### The task
In the data below, find every line that has the string "工业税收X", and copy it.

** begin Dataset records **

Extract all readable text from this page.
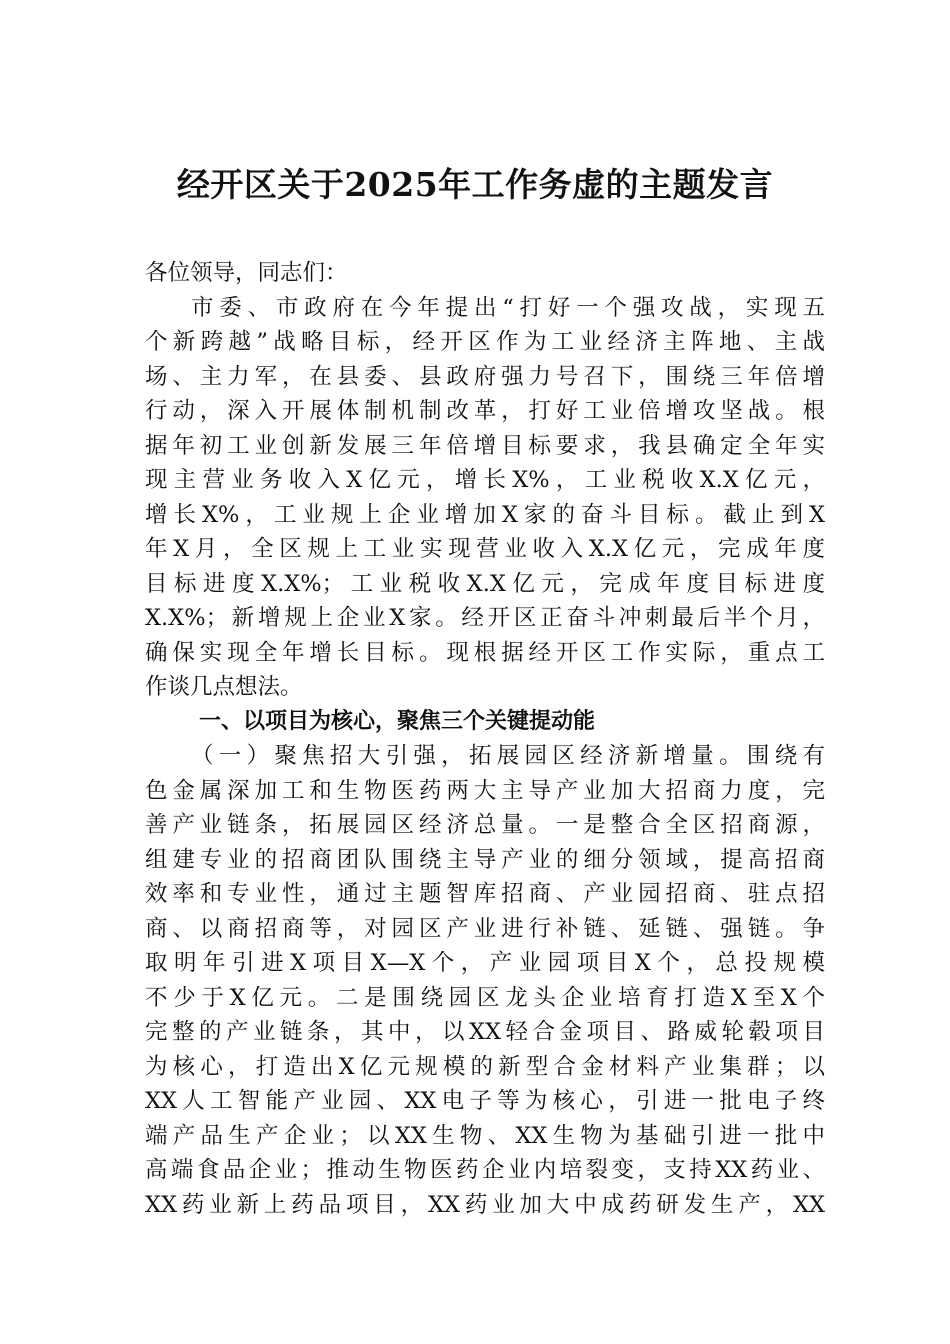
经开区关于2025年工作务虚的主题发言
各位领导，同志们：
市委、市政府在今年提出“打好一个强攻战，实现五
个新跨越”战略目标，经开区作为工业经济主阵地、主战
场、主力军，在县委、县政府强力号召下，围绕三年倍增
行动，深入开展体制机制改革，打好工业倍增攻坚战。根
据年初工业创新发展三年倍增目标要求，我县确定全年实
现主营业务收入X亿元，增长X%，工业税收X.X亿元，
增长X%，工业规上企业增加X家的奋斗目标。截止到X
年X月，全区规上工业实现营业收入X.X亿元，完成年度
目标进度X.X%；工业税收X.X亿元，完成年度目标进度
X.X%；新增规上企业X家。经开区正奋斗冲刺最后半个月，
确保实现全年增长目标。现根据经开区工作实际，重点工
作谈几点想法。
一、以项目为核心，聚焦三个关键提动能
（一）聚焦招大引强，拓展园区经济新增量。围绕有
色金属深加工和生物医药两大主导产业加大招商力度，完
善产业链条，拓展园区经济总量。一是整合全区招商源，
组建专业的招商团队围绕主导产业的细分领域，提高招商
效率和专业性，通过主题智库招商、产业园招商、驻点招
商、以商招商等，对园区产业进行补链、延链、强链。争
取明年引进X项目X—X个，产业园项目X个，总投规模
不少于X亿元。二是围绕园区龙头企业培育打造X至X个
完整的产业链条，其中，以XX轻合金项目、路威轮毂项目
为核心，打造出X亿元规模的新型合金材料产业集群；以
XX人工智能产业园、XX电子等为核心，引进一批电子终
端产品生产企业；以XX生物、XX生物为基础引进一批中
高端食品企业；推动生物医药企业内培裂变，支持XX药业、
XX药业新上药品项目，XX药业加大中成药研发生产，XX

** end Dataset records **

### Answer to the problem
现主营业务收入X亿元，增长X%，工业税收X.X亿元，
目标进度X.X%；工业税收X.X亿元，完成年度目标进度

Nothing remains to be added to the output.